EXERCISE ▸ Check each line below for the word "header", and copy those that have it.

• • • • •

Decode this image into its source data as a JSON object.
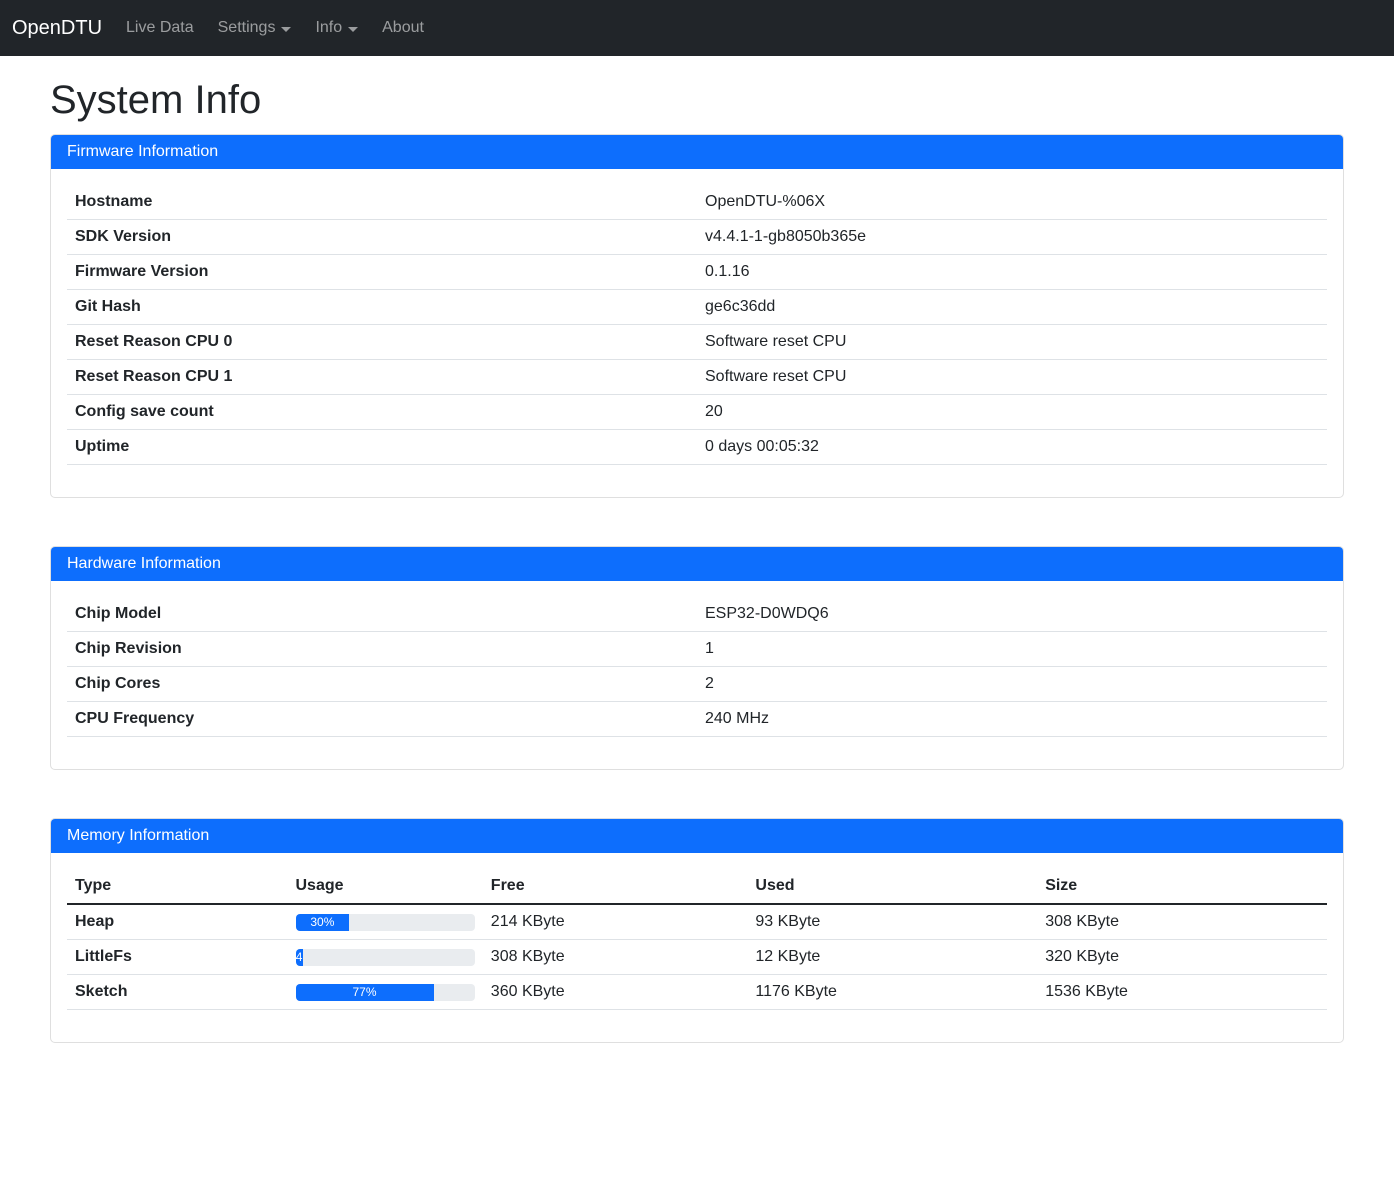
{
  "navbar": {
    "brand": "OpenDTU",
    "items": [
      {
        "label": "Live Data",
        "dropdown": false
      },
      {
        "label": "Settings",
        "dropdown": true
      },
      {
        "label": "Info",
        "dropdown": true
      },
      {
        "label": "About",
        "dropdown": false
      }
    ]
  },
  "page": {
    "title": "System Info"
  },
  "cards": {
    "firmware": {
      "header": "Firmware Information",
      "rows": [
        {
          "label": "Hostname",
          "value": "OpenDTU-%06X"
        },
        {
          "label": "SDK Version",
          "value": "v4.4.1-1-gb8050b365e"
        },
        {
          "label": "Firmware Version",
          "value": "0.1.16"
        },
        {
          "label": "Git Hash",
          "value": "ge6c36dd"
        },
        {
          "label": "Reset Reason CPU 0",
          "value": "Software reset CPU"
        },
        {
          "label": "Reset Reason CPU 1",
          "value": "Software reset CPU"
        },
        {
          "label": "Config save count",
          "value": "20"
        },
        {
          "label": "Uptime",
          "value": "0 days 00:05:32"
        }
      ]
    },
    "hardware": {
      "header": "Hardware Information",
      "rows": [
        {
          "label": "Chip Model",
          "value": "ESP32-D0WDQ6"
        },
        {
          "label": "Chip Revision",
          "value": "1"
        },
        {
          "label": "Chip Cores",
          "value": "2"
        },
        {
          "label": "CPU Frequency",
          "value": "240 MHz"
        }
      ]
    },
    "memory": {
      "header": "Memory Information",
      "columns": [
        "Type",
        "Usage",
        "Free",
        "Used",
        "Size"
      ],
      "rows": [
        {
          "type": "Heap",
          "usage_percent": 30,
          "usage_label": "30%",
          "free": "214 KByte",
          "used": "93 KByte",
          "size": "308 KByte"
        },
        {
          "type": "LittleFs",
          "usage_percent": 4,
          "usage_label": "4",
          "free": "308 KByte",
          "used": "12 KByte",
          "size": "320 KByte"
        },
        {
          "type": "Sketch",
          "usage_percent": 77,
          "usage_label": "77%",
          "free": "360 KByte",
          "used": "1176 KByte",
          "size": "1536 KByte"
        }
      ]
    }
  },
  "colors": {
    "primary": "#0d6efd",
    "navbar_bg": "#212529",
    "progress_track": "#e9ecef"
  }
}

• • • • •

FULL RESPONSE ▸
      "header": "Firmware Information",
      "header": "Hardware Information",
      "header": "Memory Information",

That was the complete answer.